-- begin Records to use --

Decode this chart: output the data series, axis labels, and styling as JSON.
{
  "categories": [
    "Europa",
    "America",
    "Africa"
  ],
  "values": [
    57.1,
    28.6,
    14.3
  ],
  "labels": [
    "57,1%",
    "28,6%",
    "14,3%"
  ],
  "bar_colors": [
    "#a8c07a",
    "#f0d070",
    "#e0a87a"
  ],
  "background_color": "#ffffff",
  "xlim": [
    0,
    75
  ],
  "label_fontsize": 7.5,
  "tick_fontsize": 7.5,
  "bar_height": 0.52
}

-- end Records to use --

Written request: Go through the material above line by line and copy it exactly.

Solution to the exercise:
Decode this chart: output the data series, axis labels, and styling as JSON.
{
  "categories": [
    "Europa",
    "America",
    "Africa"
  ],
  "values": [
    57.1,
    28.6,
    14.3
  ],
  "labels": [
    "57,1%",
    "28,6%",
    "14,3%"
  ],
  "bar_colors": [
    "#a8c07a",
    "#f0d070",
    "#e0a87a"
  ],
  "background_color": "#ffffff",
  "xlim": [
    0,
    75
  ],
  "label_fontsize": 7.5,
  "tick_fontsize": 7.5,
  "bar_height": 0.52
}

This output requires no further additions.